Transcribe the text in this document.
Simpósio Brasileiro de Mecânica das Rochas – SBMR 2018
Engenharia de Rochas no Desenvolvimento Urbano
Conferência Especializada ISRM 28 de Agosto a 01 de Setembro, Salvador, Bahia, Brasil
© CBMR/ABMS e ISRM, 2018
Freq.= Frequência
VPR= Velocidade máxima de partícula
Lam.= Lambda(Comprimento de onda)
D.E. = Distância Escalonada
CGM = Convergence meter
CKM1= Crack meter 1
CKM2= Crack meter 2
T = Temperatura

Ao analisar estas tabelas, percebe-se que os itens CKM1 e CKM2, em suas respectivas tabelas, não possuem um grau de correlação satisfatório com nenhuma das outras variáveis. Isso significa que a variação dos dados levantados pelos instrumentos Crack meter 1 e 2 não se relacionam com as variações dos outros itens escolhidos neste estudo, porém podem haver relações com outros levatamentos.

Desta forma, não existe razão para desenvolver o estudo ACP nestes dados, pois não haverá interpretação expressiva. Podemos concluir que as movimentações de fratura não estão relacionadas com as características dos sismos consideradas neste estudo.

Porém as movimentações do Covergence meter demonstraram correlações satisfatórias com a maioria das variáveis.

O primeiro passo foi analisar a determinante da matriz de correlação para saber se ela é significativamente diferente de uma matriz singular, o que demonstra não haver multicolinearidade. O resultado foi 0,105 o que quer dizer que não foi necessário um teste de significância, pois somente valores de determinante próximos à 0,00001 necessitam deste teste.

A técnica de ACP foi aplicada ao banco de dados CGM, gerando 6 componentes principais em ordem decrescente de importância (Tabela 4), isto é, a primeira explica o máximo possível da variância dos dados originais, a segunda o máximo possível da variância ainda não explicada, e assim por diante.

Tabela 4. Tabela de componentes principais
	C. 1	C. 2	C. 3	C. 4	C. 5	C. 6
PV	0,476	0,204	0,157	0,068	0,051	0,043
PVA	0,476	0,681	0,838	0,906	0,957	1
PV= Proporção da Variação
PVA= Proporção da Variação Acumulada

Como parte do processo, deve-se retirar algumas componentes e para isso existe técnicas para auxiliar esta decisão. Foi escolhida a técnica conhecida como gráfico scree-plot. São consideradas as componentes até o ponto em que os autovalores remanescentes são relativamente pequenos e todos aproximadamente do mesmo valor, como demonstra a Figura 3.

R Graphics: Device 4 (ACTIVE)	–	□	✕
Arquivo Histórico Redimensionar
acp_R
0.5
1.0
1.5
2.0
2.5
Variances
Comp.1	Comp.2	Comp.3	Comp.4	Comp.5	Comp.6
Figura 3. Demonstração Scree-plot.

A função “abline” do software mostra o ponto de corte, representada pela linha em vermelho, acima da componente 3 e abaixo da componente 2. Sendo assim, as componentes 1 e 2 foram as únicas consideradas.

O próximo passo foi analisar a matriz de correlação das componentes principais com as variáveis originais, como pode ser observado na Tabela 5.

Aim | Using the listing, copy every line where the word "ponto" shows up.

Complete output |
Como parte do processo, deve-se retirar algumas componentes e para isso existe técnicas para auxiliar esta decisão. Foi escolhida a técnica conhecida como gráfico scree-plot. São consideradas as componentes até o ponto em que os autovalores remanescentes são relativamente pequenos e todos aproximadamente do mesmo valor, como demonstra a Figura 3.
A função “abline” do software mostra o ponto de corte, representada pela linha em vermelho, acima da componente 3 e abaixo da componente 2. Sendo assim, as componentes 1 e 2 foram as únicas consideradas.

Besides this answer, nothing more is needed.